▶ [Source data]:

:::

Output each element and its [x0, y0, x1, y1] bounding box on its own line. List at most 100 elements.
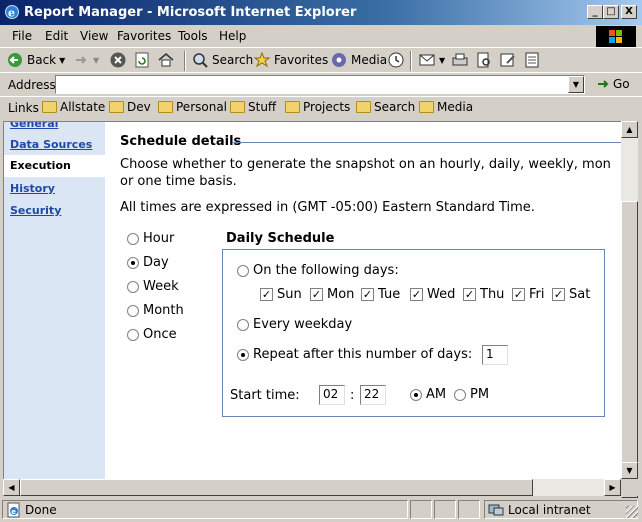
am-radio[interactable]	[410, 388, 422, 401]
scroll-right-icon[interactable]: ▶	[604, 479, 621, 496]
mail-dropdown-icon[interactable]: ▼	[439, 56, 445, 65]
thu-checkbox[interactable]: ✓	[463, 288, 476, 301]
address-input[interactable]	[55, 75, 585, 94]
day-checkbox-wed[interactable]: ✓ Wed	[410, 287, 455, 302]
day-checkbox-tue[interactable]: ✓ Tue	[361, 287, 400, 302]
mon-checkbox[interactable]: ✓	[310, 288, 323, 301]
sun-checkbox[interactable]: ✓	[260, 288, 273, 301]
address-label: Address	[8, 78, 56, 92]
home-button[interactable]	[157, 51, 175, 69]
horizontal-scrollbar[interactable]: ◀ ▶	[3, 479, 621, 496]
refresh-button[interactable]	[133, 51, 151, 69]
link-projects[interactable]: Projects	[285, 100, 350, 114]
link-dev[interactable]: Dev	[109, 100, 151, 114]
day-checkbox-fri[interactable]: ✓ Fri	[512, 287, 545, 302]
security-zone-text: Local intranet	[508, 503, 591, 517]
address-dropdown-icon[interactable]: ▼	[568, 76, 584, 93]
back-button[interactable]: Back ▼	[6, 51, 65, 69]
favorites-button[interactable]: Favorites	[253, 51, 328, 69]
resize-grip-icon[interactable]	[626, 506, 638, 518]
sidebar-item-execution-label: Execution	[10, 159, 71, 172]
repeat-days-input[interactable]: 1	[482, 345, 508, 365]
page-done-icon: e	[7, 502, 20, 518]
link-personal[interactable]: Personal	[158, 100, 227, 114]
pm-option[interactable]: PM	[454, 387, 489, 402]
maximize-button[interactable]: □	[603, 5, 619, 19]
vertical-scrollbar[interactable]: ▲ ▼	[621, 121, 638, 498]
following-days-radio[interactable]	[237, 264, 249, 277]
discuss-button[interactable]	[523, 51, 541, 69]
sidebar-item-general[interactable]: General	[10, 122, 58, 130]
home-icon	[158, 53, 174, 67]
frequency-hour-option[interactable]: Hour	[127, 231, 174, 246]
link-allstate[interactable]: Allstate	[42, 100, 105, 114]
hour-radio[interactable]	[127, 232, 139, 245]
frequency-once-option[interactable]: Once	[127, 327, 177, 342]
history-button[interactable]	[387, 51, 405, 69]
go-button[interactable]: Go	[596, 77, 630, 91]
folder-icon	[42, 101, 57, 113]
horizontal-scroll-thumb[interactable]	[20, 479, 533, 496]
link-media[interactable]: Media	[419, 100, 473, 114]
start-hour-input[interactable]: 02	[319, 385, 345, 405]
once-radio[interactable]	[127, 328, 139, 341]
print-preview-button[interactable]	[475, 51, 493, 69]
menu-file[interactable]: File	[12, 29, 32, 43]
close-button[interactable]: X	[621, 5, 637, 19]
print-button[interactable]	[451, 51, 469, 69]
go-arrow-icon	[598, 80, 609, 88]
day-checkbox-mon[interactable]: ✓ Mon	[310, 287, 354, 302]
day-radio[interactable]	[127, 256, 139, 269]
back-arrow-icon	[8, 53, 22, 67]
week-radio[interactable]	[127, 280, 139, 293]
frequency-day-option[interactable]: Day	[127, 255, 169, 270]
every-weekday-option[interactable]: Every weekday	[237, 317, 352, 332]
link-stuff[interactable]: Stuff	[230, 100, 276, 114]
minimize-button[interactable]: _	[587, 5, 603, 19]
sidebar-item-history[interactable]: History	[10, 182, 55, 195]
menu-bar: File Edit View Favorites Tools Help	[0, 25, 642, 47]
scroll-up-icon[interactable]: ▲	[621, 121, 638, 138]
every-weekday-radio[interactable]	[237, 318, 249, 331]
scroll-left-icon[interactable]: ◀	[3, 479, 20, 496]
wed-checkbox[interactable]: ✓	[410, 288, 423, 301]
frequency-week-option[interactable]: Week	[127, 279, 179, 294]
day-checkbox-sat[interactable]: ✓ Sat	[552, 287, 590, 302]
scroll-down-icon[interactable]: ▼	[621, 462, 638, 479]
stop-button[interactable]	[109, 51, 127, 69]
vertical-scroll-thumb[interactable]	[621, 201, 638, 498]
forward-dropdown-icon[interactable]: ▼	[93, 56, 99, 65]
forward-arrow-icon	[76, 56, 87, 64]
tue-checkbox[interactable]: ✓	[361, 288, 374, 301]
menu-favorites[interactable]: Favorites	[117, 29, 171, 43]
fri-checkbox[interactable]: ✓	[512, 288, 525, 301]
month-radio[interactable]	[127, 304, 139, 317]
menu-view[interactable]: View	[80, 29, 108, 43]
sidebar-item-execution[interactable]: Execution	[4, 155, 105, 177]
media-label: Media	[351, 53, 388, 67]
menu-edit[interactable]: Edit	[45, 29, 68, 43]
link-search[interactable]: Search	[356, 100, 415, 114]
frequency-month-option[interactable]: Month	[127, 303, 184, 318]
repeat-radio[interactable]	[237, 348, 249, 361]
menu-help[interactable]: Help	[219, 29, 246, 43]
pm-radio[interactable]	[454, 388, 466, 401]
day-checkbox-sun[interactable]: ✓ Sun	[260, 287, 302, 302]
repeat-option[interactable]: Repeat after this number of days:	[237, 347, 472, 362]
back-dropdown-icon[interactable]: ▼	[59, 56, 65, 65]
sidebar-item-data-sources[interactable]: Data Sources	[10, 138, 92, 151]
menu-tools[interactable]: Tools	[178, 29, 208, 43]
edit-button[interactable]	[499, 51, 517, 69]
daily-schedule-title: Daily Schedule	[226, 231, 337, 246]
forward-button[interactable]: ▼	[72, 51, 99, 69]
sat-checkbox[interactable]: ✓	[552, 288, 565, 301]
day-checkbox-thu[interactable]: ✓ Thu	[463, 287, 504, 302]
media-button[interactable]: Media	[330, 51, 387, 69]
am-option[interactable]: AM	[410, 387, 446, 402]
sidebar-item-security[interactable]: Security	[10, 204, 61, 217]
title-bar: e Report Manager - Microsoft Internet Ex…	[0, 0, 642, 25]
search-button[interactable]: Search	[191, 51, 253, 69]
mail-button[interactable]: ▼	[418, 51, 445, 69]
following-days-option[interactable]: On the following days:	[237, 263, 399, 278]
start-minute-input[interactable]: 22	[360, 385, 386, 405]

:::

▶ [WHAT YOU NEED TO DO]: Please duplicate all of the records above line for line, leaving out the pictures.

▶ [FINAL RESULT]:
Output each element and its [x0, y0, x1, y1] bounding box on its own line. List at most 100 elements.
am-radio[interactable]	[410, 388, 422, 401]
scroll-right-icon[interactable]: ▶	[604, 479, 621, 496]
mail-dropdown-icon[interactable]: ▼	[439, 56, 445, 65]
thu-checkbox[interactable]: ✓	[463, 288, 476, 301]
address-input[interactable]	[55, 75, 585, 94]
day-checkbox-wed[interactable]: ✓ Wed	[410, 287, 455, 302]
day-checkbox-tue[interactable]: ✓ Tue	[361, 287, 400, 302]
mon-checkbox[interactable]: ✓	[310, 288, 323, 301]
sun-checkbox[interactable]: ✓	[260, 288, 273, 301]
address-label: Address	[8, 78, 56, 92]
home-button[interactable]	[157, 51, 175, 69]
horizontal-scrollbar[interactable]: ◀ ▶	[3, 479, 621, 496]
refresh-button[interactable]	[133, 51, 151, 69]
link-projects[interactable]: Projects	[285, 100, 350, 114]
link-dev[interactable]: Dev	[109, 100, 151, 114]
day-checkbox-fri[interactable]: ✓ Fri	[512, 287, 545, 302]
security-zone-text: Local intranet	[508, 503, 591, 517]
address-dropdown-icon[interactable]: ▼	[568, 76, 584, 93]
back-button[interactable]: Back ▼	[6, 51, 65, 69]
favorites-button[interactable]: Favorites	[253, 51, 328, 69]
resize-grip-icon[interactable]	[626, 506, 638, 518]
sidebar-item-execution-label: Execution	[10, 159, 71, 172]
repeat-days-input[interactable]: 1	[482, 345, 508, 365]
page-done-icon: e	[7, 502, 20, 518]
link-personal[interactable]: Personal	[158, 100, 227, 114]
pm-option[interactable]: PM	[454, 387, 489, 402]
maximize-button[interactable]: □	[603, 5, 619, 19]
vertical-scrollbar[interactable]: ▲ ▼	[621, 121, 638, 498]
following-days-radio[interactable]	[237, 264, 249, 277]
discuss-button[interactable]	[523, 51, 541, 69]
sidebar-item-general[interactable]: General	[10, 122, 58, 130]
home-icon	[158, 53, 174, 67]
frequency-hour-option[interactable]: Hour	[127, 231, 174, 246]
link-allstate[interactable]: Allstate	[42, 100, 105, 114]
hour-radio[interactable]	[127, 232, 139, 245]
frequency-once-option[interactable]: Once	[127, 327, 177, 342]
history-button[interactable]	[387, 51, 405, 69]
go-button[interactable]: Go	[596, 77, 630, 91]
folder-icon	[42, 101, 57, 113]
horizontal-scroll-thumb[interactable]	[20, 479, 533, 496]
link-media[interactable]: Media	[419, 100, 473, 114]
start-hour-input[interactable]: 02	[319, 385, 345, 405]
once-radio[interactable]	[127, 328, 139, 341]
print-preview-button[interactable]	[475, 51, 493, 69]
menu-file[interactable]: File	[12, 29, 32, 43]
close-button[interactable]: X	[621, 5, 637, 19]
print-button[interactable]	[451, 51, 469, 69]
go-arrow-icon	[598, 80, 609, 88]
day-checkbox-mon[interactable]: ✓ Mon	[310, 287, 354, 302]
day-radio[interactable]	[127, 256, 139, 269]
back-arrow-icon	[8, 53, 22, 67]
week-radio[interactable]	[127, 280, 139, 293]
frequency-day-option[interactable]: Day	[127, 255, 169, 270]
every-weekday-option[interactable]: Every weekday	[237, 317, 352, 332]
link-stuff[interactable]: Stuff	[230, 100, 276, 114]
minimize-button[interactable]: _	[587, 5, 603, 19]
sidebar-item-history[interactable]: History	[10, 182, 55, 195]
menu-bar: File Edit View Favorites Tools Help	[0, 25, 642, 47]
scroll-up-icon[interactable]: ▲	[621, 121, 638, 138]
every-weekday-radio[interactable]	[237, 318, 249, 331]
scroll-left-icon[interactable]: ◀	[3, 479, 20, 496]
wed-checkbox[interactable]: ✓	[410, 288, 423, 301]
frequency-week-option[interactable]: Week	[127, 279, 179, 294]
day-checkbox-sat[interactable]: ✓ Sat	[552, 287, 590, 302]
scroll-down-icon[interactable]: ▼	[621, 462, 638, 479]
stop-button[interactable]	[109, 51, 127, 69]
vertical-scroll-thumb[interactable]	[621, 201, 638, 498]
forward-dropdown-icon[interactable]: ▼	[93, 56, 99, 65]
forward-arrow-icon	[76, 56, 87, 64]
tue-checkbox[interactable]: ✓	[361, 288, 374, 301]
menu-favorites[interactable]: Favorites	[117, 29, 171, 43]
fri-checkbox[interactable]: ✓	[512, 288, 525, 301]
month-radio[interactable]	[127, 304, 139, 317]
menu-view[interactable]: View	[80, 29, 108, 43]
sidebar-item-execution[interactable]: Execution	[4, 155, 105, 177]
media-label: Media	[351, 53, 388, 67]
menu-edit[interactable]: Edit	[45, 29, 68, 43]
link-search[interactable]: Search	[356, 100, 415, 114]
frequency-month-option[interactable]: Month	[127, 303, 184, 318]
repeat-radio[interactable]	[237, 348, 249, 361]
menu-help[interactable]: Help	[219, 29, 246, 43]
pm-radio[interactable]	[454, 388, 466, 401]
day-checkbox-sun[interactable]: ✓ Sun	[260, 287, 302, 302]
repeat-option[interactable]: Repeat after this number of days:	[237, 347, 472, 362]
back-dropdown-icon[interactable]: ▼	[59, 56, 65, 65]
sidebar-item-data-sources[interactable]: Data Sources	[10, 138, 92, 151]
menu-tools[interactable]: Tools	[178, 29, 208, 43]
edit-button[interactable]	[499, 51, 517, 69]
daily-schedule-title: Daily Schedule	[226, 231, 337, 246]
forward-button[interactable]: ▼	[72, 51, 99, 69]
sat-checkbox[interactable]: ✓	[552, 288, 565, 301]
day-checkbox-thu[interactable]: ✓ Thu	[463, 287, 504, 302]
media-button[interactable]: Media	[330, 51, 387, 69]
am-option[interactable]: AM	[410, 387, 446, 402]
sidebar-item-security[interactable]: Security	[10, 204, 61, 217]
title-bar: e Report Manager - Microsoft Internet Ex…	[0, 0, 642, 25]
search-button[interactable]: Search	[191, 51, 253, 69]
mail-button[interactable]: ▼	[418, 51, 445, 69]
following-days-option[interactable]: On the following days:	[237, 263, 399, 278]
start-minute-input[interactable]: 22	[360, 385, 386, 405]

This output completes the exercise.